The first result of Mann–Rafi’s note that I want to report on is the following: recall the partial order on ends. One way of phrasing it is saying that $$\xi \preceq \zeta$$ if there is a homeomorphism of $$\Sigma$$ sending $$\xi$$ arbitrarily close to $$\zeta$$. One way for this to be the case is if there is a homeomorphism actually taking $$\xi$$ to $$\zeta$$. Actually this is the only way.

Theorem 1.2 (Mann–Rafi, building on Tsankov). If $$\xi \preceq \zeta$$ and $$\zeta \preceq \xi$$, then there is a homeomorphism of $$\Sigma$$ sending $$\xi$$ to $$\zeta$$.

The idea of the proof, which they attribute to Todor Tsankov, is that if $$\xi$$ and $$\zeta$$ have the same orbit closure under the action of $$\operatorname{Map}(\Sigma)$$ on $$\operatorname{Ends}(\Sigma)$$ (indeed, this is what it means to have $$\xi \preceq \zeta$$ and $$\zeta \preceq \xi$$), and their orbits are infinite and hence dense in their closure, then actually their orbits are comeager (their complement is a countable union of nowhere dense sets) and hence identical.

# More on end spaces

A natural question to ask in view of the characterization of self-similarity above, is to what extent the no nondisplaceable finite-type subsurfaces condition is necessary. For example, supposing $$\Sigma$$ has a unique maximal end, is it true that $$\operatorname{Ends}(\Sigma)$$ is self-similar? The answer, given in Mann–Rafi’s note, is no. To construct such a surface, we need to be able to construct a countable collection of ends that are pairwise noncomparable.

········

GIVEN INSTRUCTION A: Rewrite the part of the excerpt on end spaces that opens with the words containing "The first result" and closes with "sending $$\xi$$ to $$\zeta$$.", using "diffeomorphism" in place of "homeomorphism".
GIVEN INSTRUCTION B: Check each statement against the excerpt on end spaces. For each, answer yes or no and quote the words that decide it. (i) The idea behind the proof of Theorem 1.2 is attributed to Todor Tsankov. (ii) Mann–Rafi show that a surface with a unique maximal end always has a self-similar end space. (iii) A set is called comeager here when its complement is a countable union of nowhere dense sets.

DATASET EXCERPTS:
········

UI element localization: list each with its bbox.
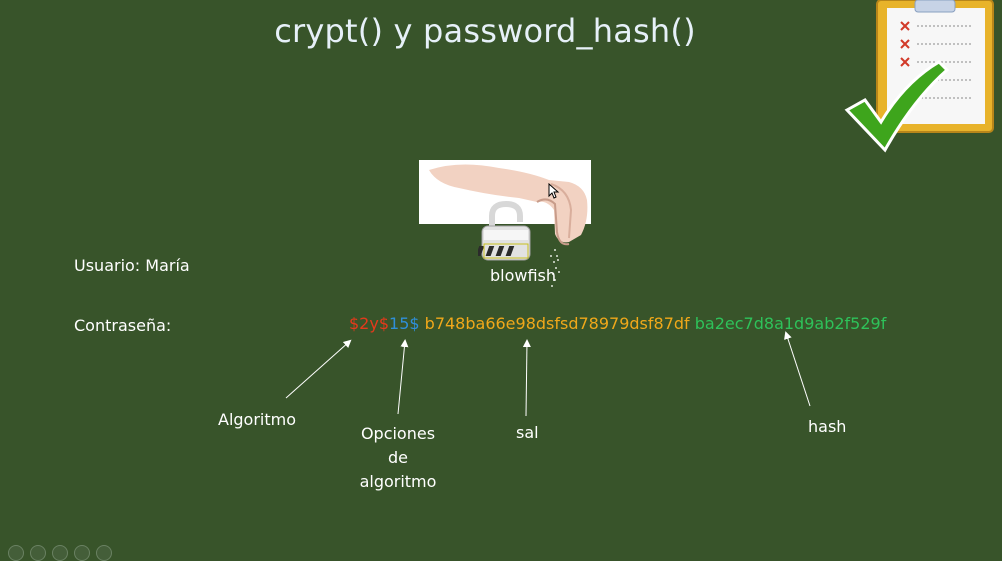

········

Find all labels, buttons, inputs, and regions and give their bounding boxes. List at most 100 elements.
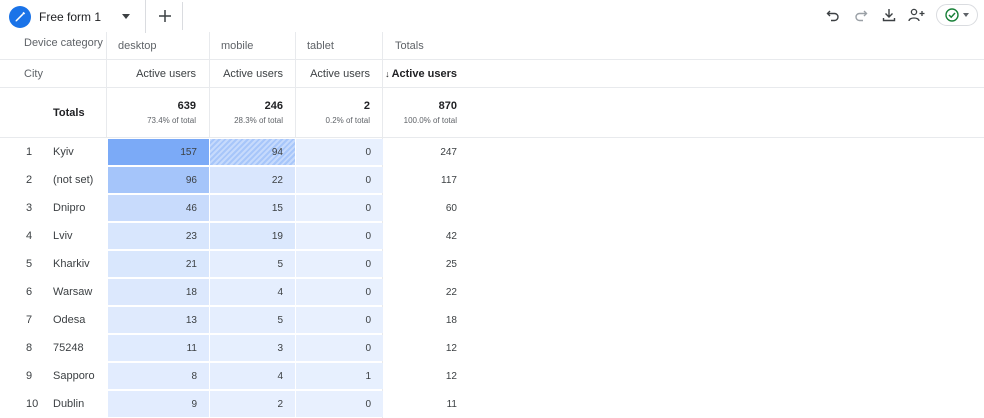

········

FULL RESPONSE A:
The first result of Mann–Rafi’s note that I want to report on is the following: recall the partial order on ends. One way of phrasing it is saying that $$\xi \preceq \zeta$$ if there is a diffeomorphism of $$\Sigma$$ sending $$\xi$$ arbitrarily close to $$\zeta$$. One way for this to be the case is if there is a diffeomorphism actually taking $$\xi$$ to $$\zeta$$. Actually this is the only way.

Theorem 1.2 (Mann–Rafi, building on Tsankov). If $$\xi \preceq \zeta$$ and $$\zeta \preceq \xi$$, then there is a diffeomorphism of $$\Sigma$$ sending $$\xi$$ to $$\zeta$$.

FULL RESPONSE B:
(i) Yes: "The idea of the proof, which they attribute to Todor Tsankov"
(ii) No: "The answer, given in Mann–Rafi’s note, is no."
(iii) Yes: "their orbits are comeager (their complement is a countable union of nowhere dense sets)"